→ **To be done**:
Quote the listing below in full and exactly as written, but omit every picture.

-- START --

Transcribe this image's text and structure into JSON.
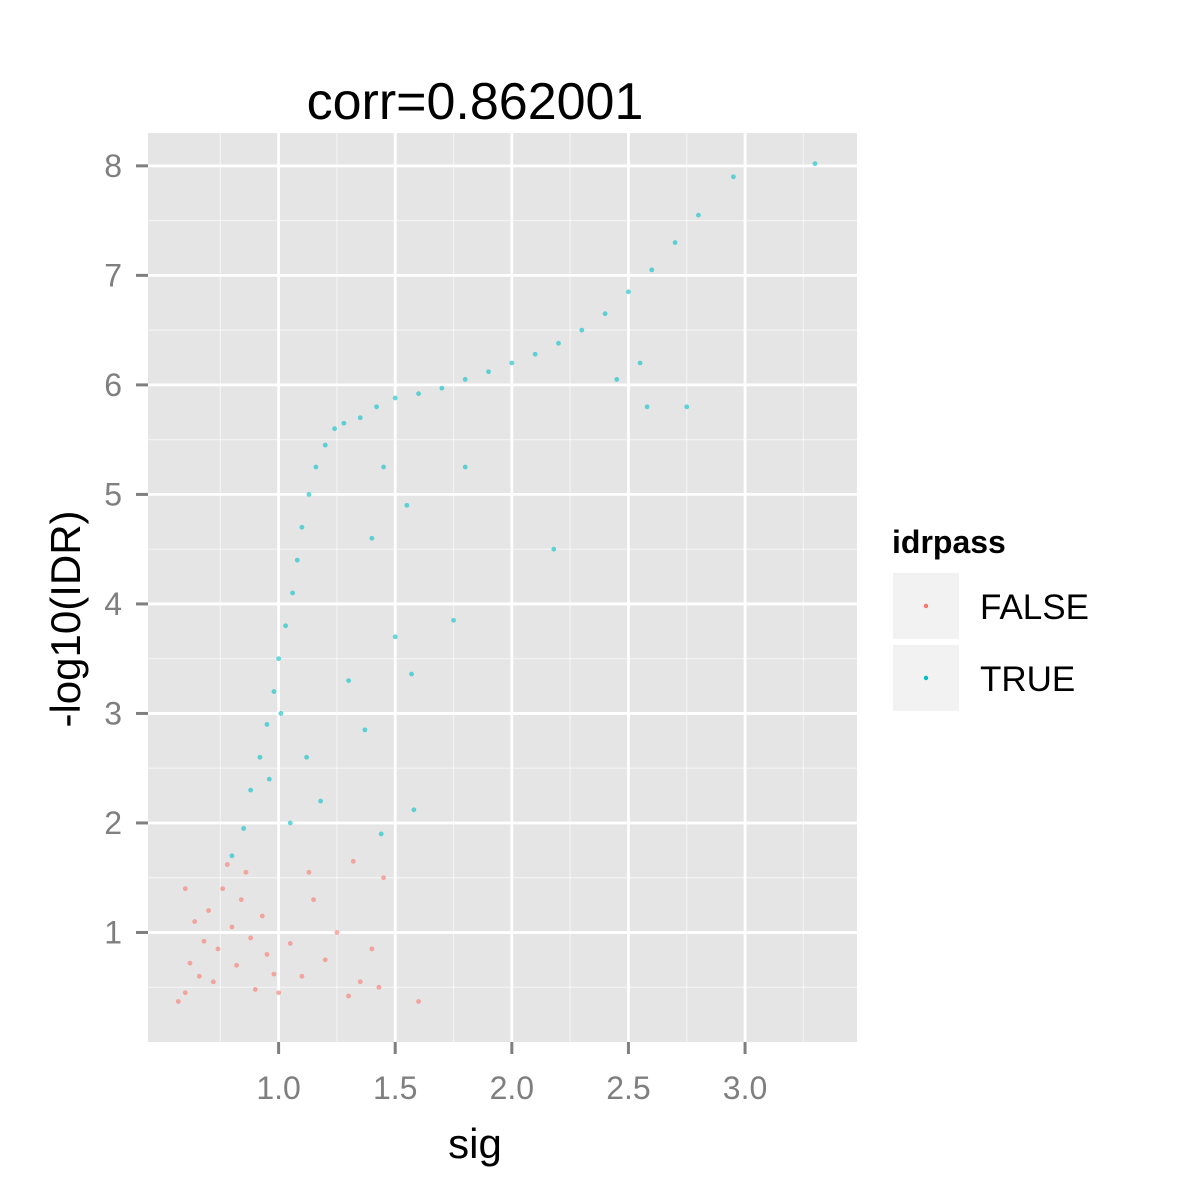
{
  "chart_data": {
    "type": "scatter",
    "title": "corr=0.862001",
    "xlabel": "sig",
    "ylabel": "-log10(IDR)",
    "xlim": [
      0.44,
      3.48
    ],
    "ylim": [
      0.0,
      8.3
    ],
    "x_ticks": [
      1.0,
      1.5,
      2.0,
      2.5,
      3.0
    ],
    "x_tick_labels": [
      "1.0",
      "1.5",
      "2.0",
      "2.5",
      "3.0"
    ],
    "y_ticks": [
      1,
      2,
      3,
      4,
      5,
      6,
      7,
      8
    ],
    "y_tick_labels": [
      "1",
      "2",
      "3",
      "4",
      "5",
      "6",
      "7",
      "8"
    ],
    "grid": true,
    "panel_background": "#e5e5e5",
    "grid_color": "#ffffff",
    "legend": {
      "title": "idrpass",
      "position": "right",
      "entries": [
        {
          "label": "FALSE",
          "color": "#f8766d"
        },
        {
          "label": "TRUE",
          "color": "#00bfc4"
        }
      ]
    },
    "series": [
      {
        "name": "FALSE",
        "color": "#f8766d",
        "points": [
          [
            0.57,
            0.37
          ],
          [
            0.6,
            0.45
          ],
          [
            0.62,
            0.72
          ],
          [
            0.64,
            1.1
          ],
          [
            0.66,
            0.6
          ],
          [
            0.68,
            0.92
          ],
          [
            0.7,
            1.2
          ],
          [
            0.72,
            0.55
          ],
          [
            0.74,
            0.85
          ],
          [
            0.76,
            1.4
          ],
          [
            0.78,
            1.62
          ],
          [
            0.8,
            1.05
          ],
          [
            0.82,
            0.7
          ],
          [
            0.84,
            1.3
          ],
          [
            0.86,
            1.55
          ],
          [
            0.88,
            0.95
          ],
          [
            0.9,
            0.48
          ],
          [
            0.93,
            1.15
          ],
          [
            0.95,
            0.8
          ],
          [
            0.98,
            0.62
          ],
          [
            1.0,
            0.45
          ],
          [
            1.05,
            0.9
          ],
          [
            1.1,
            0.6
          ],
          [
            1.15,
            1.3
          ],
          [
            1.2,
            0.75
          ],
          [
            1.25,
            1.0
          ],
          [
            1.3,
            0.42
          ],
          [
            1.35,
            0.55
          ],
          [
            1.4,
            0.85
          ],
          [
            1.43,
            0.5
          ],
          [
            1.6,
            0.37
          ],
          [
            1.45,
            1.5
          ],
          [
            1.32,
            1.65
          ],
          [
            1.13,
            1.55
          ],
          [
            0.6,
            1.4
          ]
        ]
      },
      {
        "name": "TRUE",
        "color": "#00bfc4",
        "points": [
          [
            0.8,
            1.7
          ],
          [
            0.85,
            1.95
          ],
          [
            0.88,
            2.3
          ],
          [
            0.92,
            2.6
          ],
          [
            0.95,
            2.9
          ],
          [
            0.98,
            3.2
          ],
          [
            1.0,
            3.5
          ],
          [
            1.03,
            3.8
          ],
          [
            1.06,
            4.1
          ],
          [
            1.08,
            4.4
          ],
          [
            1.1,
            4.7
          ],
          [
            1.13,
            5.0
          ],
          [
            1.16,
            5.25
          ],
          [
            1.2,
            5.45
          ],
          [
            1.24,
            5.6
          ],
          [
            1.28,
            5.65
          ],
          [
            1.35,
            5.7
          ],
          [
            1.42,
            5.8
          ],
          [
            1.5,
            5.88
          ],
          [
            1.6,
            5.92
          ],
          [
            1.7,
            5.97
          ],
          [
            1.8,
            6.05
          ],
          [
            1.9,
            6.12
          ],
          [
            2.0,
            6.2
          ],
          [
            2.1,
            6.28
          ],
          [
            2.2,
            6.38
          ],
          [
            2.3,
            6.5
          ],
          [
            2.4,
            6.65
          ],
          [
            2.5,
            6.85
          ],
          [
            2.6,
            7.05
          ],
          [
            2.7,
            7.3
          ],
          [
            2.8,
            7.55
          ],
          [
            2.95,
            7.9
          ],
          [
            3.3,
            8.02
          ],
          [
            2.58,
            5.8
          ],
          [
            2.75,
            5.8
          ],
          [
            2.18,
            4.5
          ],
          [
            1.75,
            3.85
          ],
          [
            1.58,
            2.12
          ],
          [
            1.57,
            3.36
          ],
          [
            1.5,
            3.7
          ],
          [
            1.44,
            1.9
          ],
          [
            1.37,
            2.85
          ],
          [
            1.3,
            3.3
          ],
          [
            1.18,
            2.2
          ],
          [
            1.12,
            2.6
          ],
          [
            1.05,
            2.0
          ],
          [
            1.01,
            3.0
          ],
          [
            0.96,
            2.4
          ],
          [
            1.4,
            4.6
          ],
          [
            1.55,
            4.9
          ],
          [
            1.45,
            5.25
          ],
          [
            1.8,
            5.25
          ],
          [
            2.45,
            6.05
          ],
          [
            2.55,
            6.2
          ]
        ]
      }
    ]
  }
}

-- END --

→ **Result of the task**:
Transcribe this image's text and structure into JSON.
{
  "chart_data": {
    "type": "scatter",
    "title": "corr=0.862001",
    "xlabel": "sig",
    "ylabel": "-log10(IDR)",
    "xlim": [
      0.44,
      3.48
    ],
    "ylim": [
      0.0,
      8.3
    ],
    "x_ticks": [
      1.0,
      1.5,
      2.0,
      2.5,
      3.0
    ],
    "x_tick_labels": [
      "1.0",
      "1.5",
      "2.0",
      "2.5",
      "3.0"
    ],
    "y_ticks": [
      1,
      2,
      3,
      4,
      5,
      6,
      7,
      8
    ],
    "y_tick_labels": [
      "1",
      "2",
      "3",
      "4",
      "5",
      "6",
      "7",
      "8"
    ],
    "grid": true,
    "panel_background": "#e5e5e5",
    "grid_color": "#ffffff",
    "legend": {
      "title": "idrpass",
      "position": "right",
      "entries": [
        {
          "label": "FALSE",
          "color": "#f8766d"
        },
        {
          "label": "TRUE",
          "color": "#00bfc4"
        }
      ]
    },
    "series": [
      {
        "name": "FALSE",
        "color": "#f8766d",
        "points": [
          [
            0.57,
            0.37
          ],
          [
            0.6,
            0.45
          ],
          [
            0.62,
            0.72
          ],
          [
            0.64,
            1.1
          ],
          [
            0.66,
            0.6
          ],
          [
            0.68,
            0.92
          ],
          [
            0.7,
            1.2
          ],
          [
            0.72,
            0.55
          ],
          [
            0.74,
            0.85
          ],
          [
            0.76,
            1.4
          ],
          [
            0.78,
            1.62
          ],
          [
            0.8,
            1.05
          ],
          [
            0.82,
            0.7
          ],
          [
            0.84,
            1.3
          ],
          [
            0.86,
            1.55
          ],
          [
            0.88,
            0.95
          ],
          [
            0.9,
            0.48
          ],
          [
            0.93,
            1.15
          ],
          [
            0.95,
            0.8
          ],
          [
            0.98,
            0.62
          ],
          [
            1.0,
            0.45
          ],
          [
            1.05,
            0.9
          ],
          [
            1.1,
            0.6
          ],
          [
            1.15,
            1.3
          ],
          [
            1.2,
            0.75
          ],
          [
            1.25,
            1.0
          ],
          [
            1.3,
            0.42
          ],
          [
            1.35,
            0.55
          ],
          [
            1.4,
            0.85
          ],
          [
            1.43,
            0.5
          ],
          [
            1.6,
            0.37
          ],
          [
            1.45,
            1.5
          ],
          [
            1.32,
            1.65
          ],
          [
            1.13,
            1.55
          ],
          [
            0.6,
            1.4
          ]
        ]
      },
      {
        "name": "TRUE",
        "color": "#00bfc4",
        "points": [
          [
            0.8,
            1.7
          ],
          [
            0.85,
            1.95
          ],
          [
            0.88,
            2.3
          ],
          [
            0.92,
            2.6
          ],
          [
            0.95,
            2.9
          ],
          [
            0.98,
            3.2
          ],
          [
            1.0,
            3.5
          ],
          [
            1.03,
            3.8
          ],
          [
            1.06,
            4.1
          ],
          [
            1.08,
            4.4
          ],
          [
            1.1,
            4.7
          ],
          [
            1.13,
            5.0
          ],
          [
            1.16,
            5.25
          ],
          [
            1.2,
            5.45
          ],
          [
            1.24,
            5.6
          ],
          [
            1.28,
            5.65
          ],
          [
            1.35,
            5.7
          ],
          [
            1.42,
            5.8
          ],
          [
            1.5,
            5.88
          ],
          [
            1.6,
            5.92
          ],
          [
            1.7,
            5.97
          ],
          [
            1.8,
            6.05
          ],
          [
            1.9,
            6.12
          ],
          [
            2.0,
            6.2
          ],
          [
            2.1,
            6.28
          ],
          [
            2.2,
            6.38
          ],
          [
            2.3,
            6.5
          ],
          [
            2.4,
            6.65
          ],
          [
            2.5,
            6.85
          ],
          [
            2.6,
            7.05
          ],
          [
            2.7,
            7.3
          ],
          [
            2.8,
            7.55
          ],
          [
            2.95,
            7.9
          ],
          [
            3.3,
            8.02
          ],
          [
            2.58,
            5.8
          ],
          [
            2.75,
            5.8
          ],
          [
            2.18,
            4.5
          ],
          [
            1.75,
            3.85
          ],
          [
            1.58,
            2.12
          ],
          [
            1.57,
            3.36
          ],
          [
            1.5,
            3.7
          ],
          [
            1.44,
            1.9
          ],
          [
            1.37,
            2.85
          ],
          [
            1.3,
            3.3
          ],
          [
            1.18,
            2.2
          ],
          [
            1.12,
            2.6
          ],
          [
            1.05,
            2.0
          ],
          [
            1.01,
            3.0
          ],
          [
            0.96,
            2.4
          ],
          [
            1.4,
            4.6
          ],
          [
            1.55,
            4.9
          ],
          [
            1.45,
            5.25
          ],
          [
            1.8,
            5.25
          ],
          [
            2.45,
            6.05
          ],
          [
            2.55,
            6.2
          ]
        ]
      }
    ]
  }
}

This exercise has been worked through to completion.